課題 =>
下の抜粋を読み、次の問いに答えてください。
(a) 筆者が見たのは何年版のエンジン・オブ・ザ・イヤーか。
(b) エンジン・オブ・ザ・イヤーが最初に開催されたのは何年か。
(c) 日本製エンジンがトップクラスの評価を得ていたのはいつまでか。

===== 文書の抜粋

エンジン・オブ・ザ・イヤーに見る国産エンジン技術の衰退その1

エンジン・オブ・ザ・イヤーに見る国産エンジン技術の衰退その1 お久し振りです。
久し振りのブログ更新です。
で、今回は日本のエンジンの世界での立ち位置のお話です。
今回は、いつの間にか発表になっていた2011年版のエンジン・オブ・ザ・イヤーを見て、その率直な感想から話します。

日本のエンジン、正直やばいです。


久し振りの更新でいきなり後ろ向きな話ですいません(゚Д゚;)

エンジン・オブ・ザ・イヤーについては、その名の通り、エンジンの評価を決める世界大会みたいなもので、世界各国の評価委員が世界中のエンジンの出力性能や環境性能を判定し、順位を付けるというもの。
最初に開催された1999年から私も毎年チェックしているのですが、10年以上も長く見ていると、エンジンの世界的なトレンドの流れや各国メーカーの技術力の差が見えてきます。
我が日本製エンジンも2000年代の前半までは総合でも部門別でもトップクラスの評価を得ていました。

==========
===== 抽出エントリー

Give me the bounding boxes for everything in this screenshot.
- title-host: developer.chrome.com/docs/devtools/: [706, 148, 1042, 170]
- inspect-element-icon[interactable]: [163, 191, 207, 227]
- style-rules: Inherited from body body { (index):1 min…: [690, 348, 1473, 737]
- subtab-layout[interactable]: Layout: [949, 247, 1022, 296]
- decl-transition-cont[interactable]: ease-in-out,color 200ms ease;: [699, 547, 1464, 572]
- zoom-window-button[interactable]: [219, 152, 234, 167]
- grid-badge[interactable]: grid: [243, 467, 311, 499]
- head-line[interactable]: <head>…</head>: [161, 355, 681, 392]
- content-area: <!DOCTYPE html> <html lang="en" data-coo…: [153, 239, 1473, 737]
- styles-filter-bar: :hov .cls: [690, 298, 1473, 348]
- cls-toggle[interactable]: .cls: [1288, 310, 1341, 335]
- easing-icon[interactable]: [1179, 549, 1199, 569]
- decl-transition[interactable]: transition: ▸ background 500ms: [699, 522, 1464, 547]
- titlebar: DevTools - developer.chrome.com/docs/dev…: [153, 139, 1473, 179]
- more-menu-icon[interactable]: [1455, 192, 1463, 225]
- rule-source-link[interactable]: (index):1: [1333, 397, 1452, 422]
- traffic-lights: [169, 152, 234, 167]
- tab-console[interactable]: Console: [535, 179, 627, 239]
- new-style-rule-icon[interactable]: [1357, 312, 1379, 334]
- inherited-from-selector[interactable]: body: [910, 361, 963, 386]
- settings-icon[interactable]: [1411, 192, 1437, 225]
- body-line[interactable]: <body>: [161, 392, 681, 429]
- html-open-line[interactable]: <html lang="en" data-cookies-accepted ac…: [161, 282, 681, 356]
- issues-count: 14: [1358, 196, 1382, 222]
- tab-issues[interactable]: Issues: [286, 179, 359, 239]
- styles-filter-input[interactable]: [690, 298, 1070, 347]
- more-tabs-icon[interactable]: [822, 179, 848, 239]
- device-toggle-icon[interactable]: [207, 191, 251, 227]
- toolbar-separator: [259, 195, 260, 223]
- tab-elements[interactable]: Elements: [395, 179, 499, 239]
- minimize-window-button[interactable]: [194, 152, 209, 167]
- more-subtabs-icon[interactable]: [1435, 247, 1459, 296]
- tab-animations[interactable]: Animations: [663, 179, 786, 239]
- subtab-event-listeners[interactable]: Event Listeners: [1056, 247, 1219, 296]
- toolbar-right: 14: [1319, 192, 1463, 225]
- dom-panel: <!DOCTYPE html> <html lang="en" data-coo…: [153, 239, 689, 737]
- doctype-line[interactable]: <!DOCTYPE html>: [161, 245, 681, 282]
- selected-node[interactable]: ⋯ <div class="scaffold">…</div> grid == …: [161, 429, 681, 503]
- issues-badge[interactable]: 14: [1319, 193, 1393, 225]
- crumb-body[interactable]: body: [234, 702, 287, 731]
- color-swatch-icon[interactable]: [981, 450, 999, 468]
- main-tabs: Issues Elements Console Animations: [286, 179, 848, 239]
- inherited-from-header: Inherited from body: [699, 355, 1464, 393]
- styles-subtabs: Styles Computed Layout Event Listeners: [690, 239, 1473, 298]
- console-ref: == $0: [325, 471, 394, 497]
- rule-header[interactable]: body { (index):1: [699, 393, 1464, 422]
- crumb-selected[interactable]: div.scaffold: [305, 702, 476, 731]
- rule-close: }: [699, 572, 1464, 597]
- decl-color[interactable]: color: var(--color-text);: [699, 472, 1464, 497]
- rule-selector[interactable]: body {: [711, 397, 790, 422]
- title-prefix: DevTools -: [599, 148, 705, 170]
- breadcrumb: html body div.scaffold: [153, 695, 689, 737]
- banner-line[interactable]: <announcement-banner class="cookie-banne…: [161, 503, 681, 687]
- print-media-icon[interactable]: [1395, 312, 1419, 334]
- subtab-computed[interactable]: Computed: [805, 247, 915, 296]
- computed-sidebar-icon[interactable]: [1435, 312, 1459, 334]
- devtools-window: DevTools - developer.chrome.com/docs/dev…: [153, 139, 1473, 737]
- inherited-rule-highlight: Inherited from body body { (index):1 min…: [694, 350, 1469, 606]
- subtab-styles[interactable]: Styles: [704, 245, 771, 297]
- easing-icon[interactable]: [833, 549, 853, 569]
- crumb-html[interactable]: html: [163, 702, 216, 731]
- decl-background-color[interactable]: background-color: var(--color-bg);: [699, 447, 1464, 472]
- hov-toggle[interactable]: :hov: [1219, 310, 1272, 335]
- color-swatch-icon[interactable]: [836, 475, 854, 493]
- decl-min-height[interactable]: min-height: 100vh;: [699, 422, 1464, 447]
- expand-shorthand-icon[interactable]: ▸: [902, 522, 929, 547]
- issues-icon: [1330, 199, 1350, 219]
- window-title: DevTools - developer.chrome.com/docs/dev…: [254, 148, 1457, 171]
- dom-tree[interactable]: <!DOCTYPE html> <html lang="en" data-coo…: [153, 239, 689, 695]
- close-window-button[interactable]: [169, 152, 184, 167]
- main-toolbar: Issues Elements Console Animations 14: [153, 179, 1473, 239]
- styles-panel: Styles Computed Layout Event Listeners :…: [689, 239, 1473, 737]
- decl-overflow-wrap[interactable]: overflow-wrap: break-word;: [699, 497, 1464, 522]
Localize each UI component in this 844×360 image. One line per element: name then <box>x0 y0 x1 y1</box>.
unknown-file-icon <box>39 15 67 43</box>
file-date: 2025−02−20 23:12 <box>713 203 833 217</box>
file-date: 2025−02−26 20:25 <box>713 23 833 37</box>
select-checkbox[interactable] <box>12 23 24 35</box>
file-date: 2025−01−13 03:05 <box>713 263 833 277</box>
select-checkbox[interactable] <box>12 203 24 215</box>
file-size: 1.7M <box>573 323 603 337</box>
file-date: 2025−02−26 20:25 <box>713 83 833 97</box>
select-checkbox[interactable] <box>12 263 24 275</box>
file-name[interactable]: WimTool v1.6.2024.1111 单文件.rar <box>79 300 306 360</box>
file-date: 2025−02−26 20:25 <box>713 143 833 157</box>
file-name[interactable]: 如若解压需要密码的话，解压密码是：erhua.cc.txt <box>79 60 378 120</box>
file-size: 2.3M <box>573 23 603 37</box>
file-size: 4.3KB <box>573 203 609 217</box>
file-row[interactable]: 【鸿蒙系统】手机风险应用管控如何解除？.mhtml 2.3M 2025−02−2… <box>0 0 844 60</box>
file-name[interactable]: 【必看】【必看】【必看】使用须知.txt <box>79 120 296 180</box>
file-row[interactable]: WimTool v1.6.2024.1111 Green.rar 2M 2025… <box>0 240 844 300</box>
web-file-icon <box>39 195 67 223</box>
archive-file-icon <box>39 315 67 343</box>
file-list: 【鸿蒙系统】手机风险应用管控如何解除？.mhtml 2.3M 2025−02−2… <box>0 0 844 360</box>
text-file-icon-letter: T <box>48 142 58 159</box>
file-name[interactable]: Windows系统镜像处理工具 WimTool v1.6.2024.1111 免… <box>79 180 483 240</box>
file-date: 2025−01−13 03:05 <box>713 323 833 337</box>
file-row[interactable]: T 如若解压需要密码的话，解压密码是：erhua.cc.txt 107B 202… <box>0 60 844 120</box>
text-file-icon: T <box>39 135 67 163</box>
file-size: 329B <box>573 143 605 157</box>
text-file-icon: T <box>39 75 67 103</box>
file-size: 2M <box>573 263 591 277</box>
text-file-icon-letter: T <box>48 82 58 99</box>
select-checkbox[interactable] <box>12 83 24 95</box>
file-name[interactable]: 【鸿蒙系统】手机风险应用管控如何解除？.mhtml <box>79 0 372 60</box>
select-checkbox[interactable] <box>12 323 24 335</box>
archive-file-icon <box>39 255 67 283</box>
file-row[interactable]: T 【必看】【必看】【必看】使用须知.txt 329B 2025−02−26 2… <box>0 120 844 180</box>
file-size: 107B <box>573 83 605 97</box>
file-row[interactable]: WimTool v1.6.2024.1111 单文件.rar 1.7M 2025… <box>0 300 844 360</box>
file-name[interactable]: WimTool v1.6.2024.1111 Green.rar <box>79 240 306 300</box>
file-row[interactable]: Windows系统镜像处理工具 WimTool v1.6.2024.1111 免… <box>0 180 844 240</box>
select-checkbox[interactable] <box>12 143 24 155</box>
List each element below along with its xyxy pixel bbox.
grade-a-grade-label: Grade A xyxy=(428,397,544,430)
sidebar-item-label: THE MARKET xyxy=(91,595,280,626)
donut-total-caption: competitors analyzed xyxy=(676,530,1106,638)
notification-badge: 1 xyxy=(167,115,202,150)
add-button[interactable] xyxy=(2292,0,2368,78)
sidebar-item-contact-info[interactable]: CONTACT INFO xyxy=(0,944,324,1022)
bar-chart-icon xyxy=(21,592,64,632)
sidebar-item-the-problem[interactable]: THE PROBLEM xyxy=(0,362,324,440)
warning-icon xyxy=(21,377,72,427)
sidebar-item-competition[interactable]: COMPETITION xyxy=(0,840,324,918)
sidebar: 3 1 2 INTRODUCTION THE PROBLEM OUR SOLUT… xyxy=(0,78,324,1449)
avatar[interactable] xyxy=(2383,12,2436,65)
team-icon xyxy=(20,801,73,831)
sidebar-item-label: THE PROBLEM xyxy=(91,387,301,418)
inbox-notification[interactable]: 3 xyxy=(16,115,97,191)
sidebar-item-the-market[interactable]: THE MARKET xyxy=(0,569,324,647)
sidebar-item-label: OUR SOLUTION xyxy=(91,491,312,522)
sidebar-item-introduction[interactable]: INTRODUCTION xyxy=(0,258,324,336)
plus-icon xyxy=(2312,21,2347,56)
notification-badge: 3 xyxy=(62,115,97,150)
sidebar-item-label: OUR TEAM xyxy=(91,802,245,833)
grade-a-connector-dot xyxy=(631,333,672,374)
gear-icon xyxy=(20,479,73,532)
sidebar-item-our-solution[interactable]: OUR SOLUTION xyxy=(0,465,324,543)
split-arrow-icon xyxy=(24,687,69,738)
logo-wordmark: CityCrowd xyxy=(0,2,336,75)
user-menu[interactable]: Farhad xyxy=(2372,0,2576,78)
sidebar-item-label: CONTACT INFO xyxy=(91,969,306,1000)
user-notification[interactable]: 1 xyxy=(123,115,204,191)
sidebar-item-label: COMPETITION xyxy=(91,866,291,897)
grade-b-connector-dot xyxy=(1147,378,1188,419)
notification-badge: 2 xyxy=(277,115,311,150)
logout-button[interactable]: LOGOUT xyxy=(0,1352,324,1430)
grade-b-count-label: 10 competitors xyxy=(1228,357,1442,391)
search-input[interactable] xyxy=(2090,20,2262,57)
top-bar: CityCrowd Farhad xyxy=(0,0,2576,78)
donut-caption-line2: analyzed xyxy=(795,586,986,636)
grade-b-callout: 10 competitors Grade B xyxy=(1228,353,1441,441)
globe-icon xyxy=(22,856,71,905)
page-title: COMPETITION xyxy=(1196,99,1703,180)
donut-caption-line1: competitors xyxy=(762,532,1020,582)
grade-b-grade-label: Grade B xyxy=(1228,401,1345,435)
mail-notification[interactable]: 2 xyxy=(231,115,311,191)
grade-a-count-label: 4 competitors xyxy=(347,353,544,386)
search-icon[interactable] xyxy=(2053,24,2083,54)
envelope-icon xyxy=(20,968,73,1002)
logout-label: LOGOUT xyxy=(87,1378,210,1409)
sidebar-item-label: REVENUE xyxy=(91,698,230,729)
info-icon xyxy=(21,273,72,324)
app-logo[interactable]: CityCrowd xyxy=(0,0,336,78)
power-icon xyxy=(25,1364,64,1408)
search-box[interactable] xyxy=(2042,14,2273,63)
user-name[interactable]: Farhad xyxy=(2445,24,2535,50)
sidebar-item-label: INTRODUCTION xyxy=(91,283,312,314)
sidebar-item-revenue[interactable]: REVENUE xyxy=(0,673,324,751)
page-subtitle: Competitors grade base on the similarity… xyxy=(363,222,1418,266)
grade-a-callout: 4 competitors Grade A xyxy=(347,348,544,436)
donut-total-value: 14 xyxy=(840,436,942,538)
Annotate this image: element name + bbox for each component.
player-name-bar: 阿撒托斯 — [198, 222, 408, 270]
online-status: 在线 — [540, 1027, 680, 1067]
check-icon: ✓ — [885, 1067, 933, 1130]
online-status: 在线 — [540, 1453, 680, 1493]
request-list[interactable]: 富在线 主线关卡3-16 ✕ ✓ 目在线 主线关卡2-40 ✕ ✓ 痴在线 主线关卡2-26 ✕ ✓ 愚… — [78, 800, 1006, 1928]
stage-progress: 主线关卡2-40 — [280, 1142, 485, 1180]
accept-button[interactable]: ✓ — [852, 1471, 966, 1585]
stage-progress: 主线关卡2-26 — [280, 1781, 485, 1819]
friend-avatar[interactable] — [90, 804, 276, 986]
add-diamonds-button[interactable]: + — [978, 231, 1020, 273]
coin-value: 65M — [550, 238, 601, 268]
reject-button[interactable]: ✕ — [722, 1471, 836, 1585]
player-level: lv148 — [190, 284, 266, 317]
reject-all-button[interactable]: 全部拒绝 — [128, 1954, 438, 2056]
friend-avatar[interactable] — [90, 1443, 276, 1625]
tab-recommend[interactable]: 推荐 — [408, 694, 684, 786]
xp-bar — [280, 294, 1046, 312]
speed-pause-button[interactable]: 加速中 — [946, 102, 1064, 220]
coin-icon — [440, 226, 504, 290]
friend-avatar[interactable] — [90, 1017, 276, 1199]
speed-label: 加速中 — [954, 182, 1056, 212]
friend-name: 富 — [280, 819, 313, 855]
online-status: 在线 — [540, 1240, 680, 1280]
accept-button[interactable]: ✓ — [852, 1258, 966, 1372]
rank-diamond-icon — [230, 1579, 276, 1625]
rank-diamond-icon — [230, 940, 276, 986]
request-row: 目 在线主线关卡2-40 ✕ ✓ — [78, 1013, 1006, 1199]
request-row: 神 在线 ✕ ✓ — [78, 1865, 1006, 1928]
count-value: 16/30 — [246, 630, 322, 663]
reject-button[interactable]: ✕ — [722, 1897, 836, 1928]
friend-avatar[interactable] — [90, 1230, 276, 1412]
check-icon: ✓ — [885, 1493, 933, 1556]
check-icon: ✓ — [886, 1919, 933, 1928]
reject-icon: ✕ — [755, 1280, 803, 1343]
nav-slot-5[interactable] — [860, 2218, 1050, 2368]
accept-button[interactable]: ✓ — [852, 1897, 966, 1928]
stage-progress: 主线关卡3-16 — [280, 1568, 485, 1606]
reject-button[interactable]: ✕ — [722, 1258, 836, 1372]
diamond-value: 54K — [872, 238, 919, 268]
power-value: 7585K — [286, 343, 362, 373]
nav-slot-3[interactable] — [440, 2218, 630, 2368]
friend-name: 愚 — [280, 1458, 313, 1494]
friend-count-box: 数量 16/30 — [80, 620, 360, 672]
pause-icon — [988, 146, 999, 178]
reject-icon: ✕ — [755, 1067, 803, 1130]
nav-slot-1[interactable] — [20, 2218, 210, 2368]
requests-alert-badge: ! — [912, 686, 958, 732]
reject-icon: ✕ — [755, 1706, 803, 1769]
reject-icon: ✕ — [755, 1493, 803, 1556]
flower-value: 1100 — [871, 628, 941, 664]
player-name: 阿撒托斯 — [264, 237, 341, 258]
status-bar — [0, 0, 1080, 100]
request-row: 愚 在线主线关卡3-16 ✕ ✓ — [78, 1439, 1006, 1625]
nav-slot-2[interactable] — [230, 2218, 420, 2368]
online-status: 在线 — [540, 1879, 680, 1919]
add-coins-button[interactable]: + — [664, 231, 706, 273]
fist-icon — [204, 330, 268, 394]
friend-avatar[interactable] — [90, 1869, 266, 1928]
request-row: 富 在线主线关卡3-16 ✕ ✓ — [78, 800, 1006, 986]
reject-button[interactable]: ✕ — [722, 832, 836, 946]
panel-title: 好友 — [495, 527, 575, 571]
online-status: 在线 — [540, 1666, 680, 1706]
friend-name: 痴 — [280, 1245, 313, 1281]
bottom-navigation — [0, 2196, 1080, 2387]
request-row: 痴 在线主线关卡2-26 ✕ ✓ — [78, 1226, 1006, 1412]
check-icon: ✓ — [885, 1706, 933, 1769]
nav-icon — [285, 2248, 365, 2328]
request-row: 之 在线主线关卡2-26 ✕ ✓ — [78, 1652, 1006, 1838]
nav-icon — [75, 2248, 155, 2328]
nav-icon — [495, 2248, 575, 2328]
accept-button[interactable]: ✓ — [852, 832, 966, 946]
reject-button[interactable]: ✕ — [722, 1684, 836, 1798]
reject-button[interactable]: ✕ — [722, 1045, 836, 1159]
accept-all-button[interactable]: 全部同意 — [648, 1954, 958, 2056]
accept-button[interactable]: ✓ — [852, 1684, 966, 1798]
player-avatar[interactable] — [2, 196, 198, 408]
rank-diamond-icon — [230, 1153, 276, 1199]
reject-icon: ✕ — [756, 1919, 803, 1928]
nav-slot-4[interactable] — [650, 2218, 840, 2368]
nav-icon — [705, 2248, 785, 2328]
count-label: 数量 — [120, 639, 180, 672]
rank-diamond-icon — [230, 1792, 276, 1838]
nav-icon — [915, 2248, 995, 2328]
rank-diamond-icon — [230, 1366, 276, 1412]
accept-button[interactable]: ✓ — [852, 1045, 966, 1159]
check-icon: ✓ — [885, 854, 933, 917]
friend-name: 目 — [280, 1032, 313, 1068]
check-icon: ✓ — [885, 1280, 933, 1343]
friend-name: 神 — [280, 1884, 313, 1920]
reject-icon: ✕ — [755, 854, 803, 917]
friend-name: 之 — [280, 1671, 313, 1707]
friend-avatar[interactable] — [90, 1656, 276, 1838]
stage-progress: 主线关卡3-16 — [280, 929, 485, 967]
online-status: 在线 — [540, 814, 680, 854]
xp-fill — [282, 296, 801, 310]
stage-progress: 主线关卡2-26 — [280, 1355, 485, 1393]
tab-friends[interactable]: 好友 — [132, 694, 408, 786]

==========

課題の解答 =>
(a) 2011年版
(b) 1999年
(c) 2000年代の前半まで